Leave the pictures out and print every record below exactly as it stands.

--- Start of DATA LINES ---

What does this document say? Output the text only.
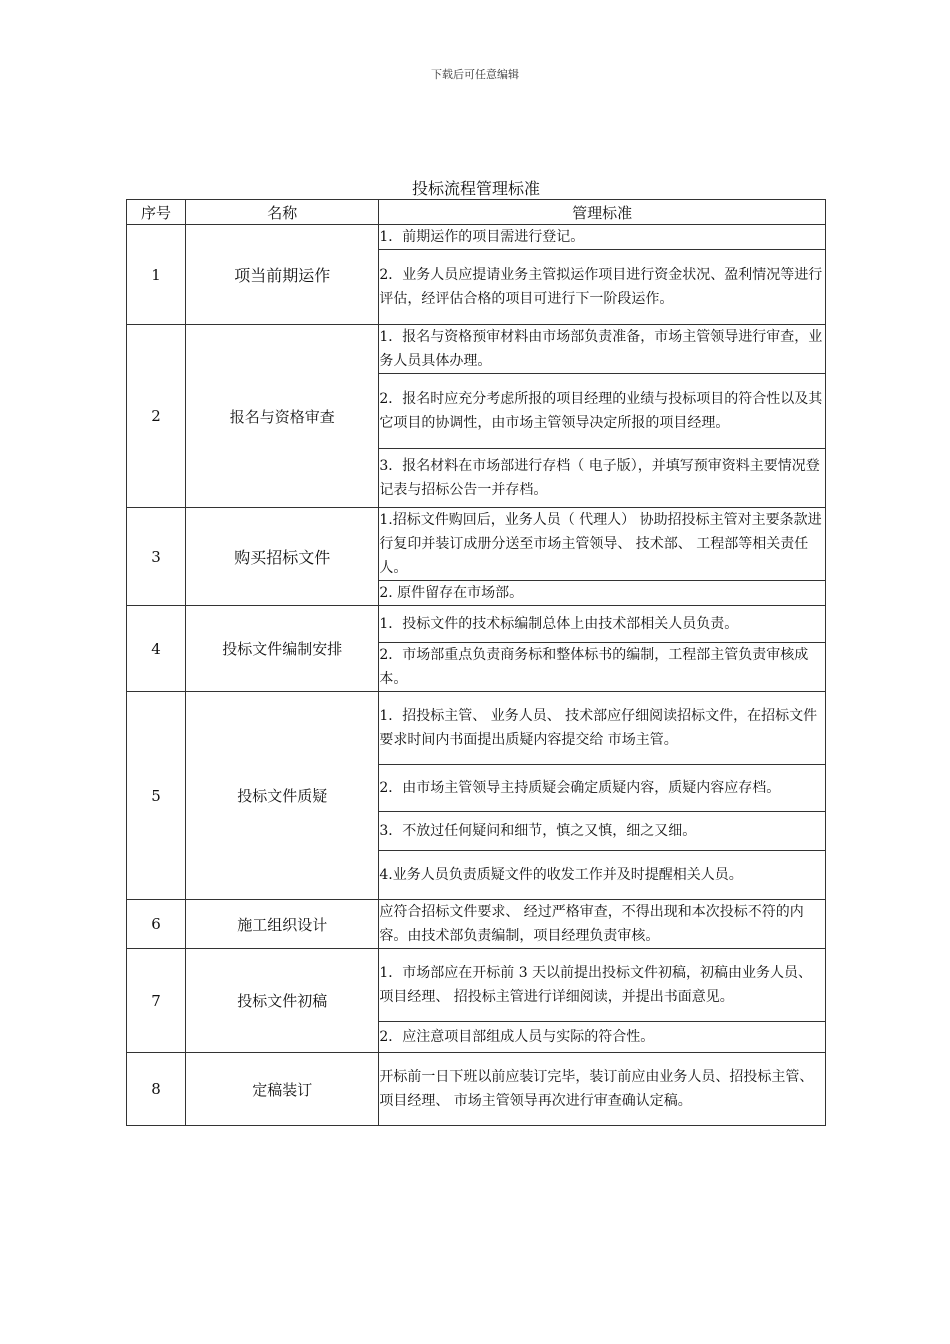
下载后可任意编辑
投标流程管理标准
序号	名称	管理标准
1	项当前期运作	1．前期运作的项目需进行登记。
		2．业务人员应提请业务主管拟运作项目进行资金状况、盈利情况等进行评估，经评估合格的项目可进行下一阶段运作。
2	报名与资格审查	1．报名与资格预审材料由市场部负责准备，市场主管领导进行审查，业务人员具体办理。
		2．报名时应充分考虑所报的项目经理的业绩与投标项目的符合性以及其它项目的协调性，由市场主管领导决定所报的项目经理。
		3．报名材料在市场部进行存档（ 电子版），并填写预审资料主要情况登记表与招标公告一并存档。
3	购买招标文件	1.招标文件购回后，业务人员（ 代理人） 协助招投标主管对主要条款进行复印并装订成册分送至市场主管领导、 技术部、 工程部等相关责任人。
		2. 原件留存在市场部。
4	投标文件编制安排	1．投标文件的技术标编制总体上由技术部相关人员负责。
		2．市场部重点负责商务标和整体标书的编制，工程部主管负责审核成本。
5	投标文件质疑	1．招投标主管、 业务人员、 技术部应仔细阅读招标文件，在招标文件要求时间内书面提出质疑内容提交给 市场主管。
		2．由市场主管领导主持质疑会确定质疑内容，质疑内容应存档。
		3．不放过任何疑问和细节，慎之又慎，细之又细。
		4.业务人员负责质疑文件的收发工作并及时提醒相关人员。
6	施工组织设计	应符合招标文件要求、 经过严格审查，不得出现和本次投标不符的内容。由技术部负责编制，项目经理负责审核。
7	投标文件初稿	1．市场部应在开标前 3 天以前提出投标文件初稿，初稿由业务人员、 项目经理、 招投标主管进行详细阅读，并提出书面意见。
		2．应注意项目部组成人员与实际的符合性。
8	定稿装订	开标前一日下班以前应装订完毕，装订前应由业务人员、招投标主管、 项目经理、 市场主管领导再次进行审查确认定稿。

--- End of DATA LINES ---

## ANSWER TO THIS PROBLEM
What does this document say? Output the text only.
下载后可任意编辑
投标流程管理标准
序号	名称	管理标准
1	项当前期运作	1．前期运作的项目需进行登记。
		2．业务人员应提请业务主管拟运作项目进行资金状况、盈利情况等进行评估，经评估合格的项目可进行下一阶段运作。
2	报名与资格审查	1．报名与资格预审材料由市场部负责准备，市场主管领导进行审查，业务人员具体办理。
		2．报名时应充分考虑所报的项目经理的业绩与投标项目的符合性以及其它项目的协调性，由市场主管领导决定所报的项目经理。
		3．报名材料在市场部进行存档（ 电子版），并填写预审资料主要情况登记表与招标公告一并存档。
3	购买招标文件	1.招标文件购回后，业务人员（ 代理人） 协助招投标主管对主要条款进行复印并装订成册分送至市场主管领导、 技术部、 工程部等相关责任人。
		2. 原件留存在市场部。
4	投标文件编制安排	1．投标文件的技术标编制总体上由技术部相关人员负责。
		2．市场部重点负责商务标和整体标书的编制，工程部主管负责审核成本。
5	投标文件质疑	1．招投标主管、 业务人员、 技术部应仔细阅读招标文件，在招标文件要求时间内书面提出质疑内容提交给 市场主管。
		2．由市场主管领导主持质疑会确定质疑内容，质疑内容应存档。
		3．不放过任何疑问和细节，慎之又慎，细之又细。
		4.业务人员负责质疑文件的收发工作并及时提醒相关人员。
6	施工组织设计	应符合招标文件要求、 经过严格审查，不得出现和本次投标不符的内容。由技术部负责编制，项目经理负责审核。
7	投标文件初稿	1．市场部应在开标前 3 天以前提出投标文件初稿，初稿由业务人员、 项目经理、 招投标主管进行详细阅读，并提出书面意见。
		2．应注意项目部组成人员与实际的符合性。
8	定稿装订	开标前一日下班以前应装订完毕，装订前应由业务人员、招投标主管、 项目经理、 市场主管领导再次进行审查确认定稿。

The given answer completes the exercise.